Direction:
Report each line of the material below that contains the word "note".

- - - - -

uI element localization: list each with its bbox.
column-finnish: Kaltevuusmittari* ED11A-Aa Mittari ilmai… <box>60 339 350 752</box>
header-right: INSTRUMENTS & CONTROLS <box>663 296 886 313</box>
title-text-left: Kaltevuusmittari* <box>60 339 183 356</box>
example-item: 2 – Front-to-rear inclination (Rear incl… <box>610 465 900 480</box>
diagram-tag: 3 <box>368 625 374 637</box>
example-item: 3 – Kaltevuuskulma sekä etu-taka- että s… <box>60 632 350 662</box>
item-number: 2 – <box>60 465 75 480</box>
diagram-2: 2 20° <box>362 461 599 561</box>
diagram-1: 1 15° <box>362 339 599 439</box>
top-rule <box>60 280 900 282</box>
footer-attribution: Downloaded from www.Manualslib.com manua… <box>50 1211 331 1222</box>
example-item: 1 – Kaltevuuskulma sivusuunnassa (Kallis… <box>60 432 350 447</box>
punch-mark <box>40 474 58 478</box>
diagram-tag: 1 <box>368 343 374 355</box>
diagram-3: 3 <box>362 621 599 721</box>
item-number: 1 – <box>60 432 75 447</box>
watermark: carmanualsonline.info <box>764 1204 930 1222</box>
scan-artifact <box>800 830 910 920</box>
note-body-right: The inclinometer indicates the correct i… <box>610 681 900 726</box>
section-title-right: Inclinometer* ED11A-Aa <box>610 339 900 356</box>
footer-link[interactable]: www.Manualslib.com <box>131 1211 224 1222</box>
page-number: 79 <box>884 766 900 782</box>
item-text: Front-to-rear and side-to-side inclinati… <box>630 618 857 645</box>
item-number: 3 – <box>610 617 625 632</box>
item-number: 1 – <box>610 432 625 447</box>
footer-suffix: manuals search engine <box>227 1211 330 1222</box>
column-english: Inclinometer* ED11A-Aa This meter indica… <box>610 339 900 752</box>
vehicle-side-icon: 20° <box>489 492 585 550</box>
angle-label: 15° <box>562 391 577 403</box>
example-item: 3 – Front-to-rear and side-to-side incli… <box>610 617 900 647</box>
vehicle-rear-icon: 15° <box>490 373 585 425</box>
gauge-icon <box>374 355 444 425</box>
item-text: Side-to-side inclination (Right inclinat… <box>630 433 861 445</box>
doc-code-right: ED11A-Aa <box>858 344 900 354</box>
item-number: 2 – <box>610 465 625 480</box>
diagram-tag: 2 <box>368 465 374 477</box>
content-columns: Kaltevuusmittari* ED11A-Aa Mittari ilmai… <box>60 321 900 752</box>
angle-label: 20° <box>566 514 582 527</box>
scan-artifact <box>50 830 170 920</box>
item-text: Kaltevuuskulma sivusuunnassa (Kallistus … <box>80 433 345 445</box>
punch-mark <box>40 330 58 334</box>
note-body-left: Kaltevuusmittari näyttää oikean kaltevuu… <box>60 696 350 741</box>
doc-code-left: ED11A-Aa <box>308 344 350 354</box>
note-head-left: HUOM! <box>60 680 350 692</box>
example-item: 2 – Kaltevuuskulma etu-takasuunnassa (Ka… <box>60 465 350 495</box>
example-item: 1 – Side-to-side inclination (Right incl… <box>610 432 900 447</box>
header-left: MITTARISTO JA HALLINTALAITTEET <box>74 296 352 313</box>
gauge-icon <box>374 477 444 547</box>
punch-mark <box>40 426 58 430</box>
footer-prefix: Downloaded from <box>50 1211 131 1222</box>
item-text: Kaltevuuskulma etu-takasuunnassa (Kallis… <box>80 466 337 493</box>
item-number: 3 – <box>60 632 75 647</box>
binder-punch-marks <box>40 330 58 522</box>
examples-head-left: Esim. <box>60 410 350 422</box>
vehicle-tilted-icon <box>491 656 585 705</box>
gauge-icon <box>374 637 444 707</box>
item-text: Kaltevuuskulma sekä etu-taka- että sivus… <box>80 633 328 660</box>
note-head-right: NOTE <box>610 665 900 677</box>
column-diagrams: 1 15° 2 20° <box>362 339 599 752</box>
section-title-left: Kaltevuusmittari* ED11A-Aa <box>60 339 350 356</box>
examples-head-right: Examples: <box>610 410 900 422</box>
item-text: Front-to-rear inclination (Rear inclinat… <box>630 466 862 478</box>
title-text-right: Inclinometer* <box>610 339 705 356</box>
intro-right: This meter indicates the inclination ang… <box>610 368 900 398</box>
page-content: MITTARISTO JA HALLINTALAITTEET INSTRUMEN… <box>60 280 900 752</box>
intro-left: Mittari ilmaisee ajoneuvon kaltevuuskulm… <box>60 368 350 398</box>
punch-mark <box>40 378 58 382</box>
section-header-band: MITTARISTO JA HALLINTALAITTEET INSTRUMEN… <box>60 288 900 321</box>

- - - - -

Result for this task:
note-body-right: The inclinometer indicates the correct i… <box>610 681 900 726</box>
note-body-left: Kaltevuusmittari näyttää oikean kaltevuu… <box>60 696 350 741</box>
note-head-left: HUOM! <box>60 680 350 692</box>
note-head-right: NOTE <box>610 665 900 677</box>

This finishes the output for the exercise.